Go through the entries and count the lines with the string "JSON" in them. Give only that number.

______________________________

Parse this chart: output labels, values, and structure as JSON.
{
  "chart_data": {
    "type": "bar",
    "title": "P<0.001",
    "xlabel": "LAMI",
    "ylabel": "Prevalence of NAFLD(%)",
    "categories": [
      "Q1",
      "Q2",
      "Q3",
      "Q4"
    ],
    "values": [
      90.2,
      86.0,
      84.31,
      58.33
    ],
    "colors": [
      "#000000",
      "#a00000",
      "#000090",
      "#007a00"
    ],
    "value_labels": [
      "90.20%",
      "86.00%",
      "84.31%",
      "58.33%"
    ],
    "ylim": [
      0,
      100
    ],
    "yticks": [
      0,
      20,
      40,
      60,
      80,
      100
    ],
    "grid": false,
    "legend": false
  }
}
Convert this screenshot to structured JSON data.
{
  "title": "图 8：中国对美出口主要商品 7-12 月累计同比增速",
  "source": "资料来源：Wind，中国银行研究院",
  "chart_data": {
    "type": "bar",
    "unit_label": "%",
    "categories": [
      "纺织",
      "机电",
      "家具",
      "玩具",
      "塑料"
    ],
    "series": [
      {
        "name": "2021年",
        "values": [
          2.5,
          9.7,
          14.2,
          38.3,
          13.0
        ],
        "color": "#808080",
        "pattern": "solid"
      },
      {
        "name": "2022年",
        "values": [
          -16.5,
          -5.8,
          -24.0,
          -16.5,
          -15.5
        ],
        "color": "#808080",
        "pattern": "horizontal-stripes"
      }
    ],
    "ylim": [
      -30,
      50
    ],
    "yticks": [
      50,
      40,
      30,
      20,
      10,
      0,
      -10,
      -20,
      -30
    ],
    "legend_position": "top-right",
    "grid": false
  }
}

______________________________

RESPONSE TO THIS EXERCISE: 2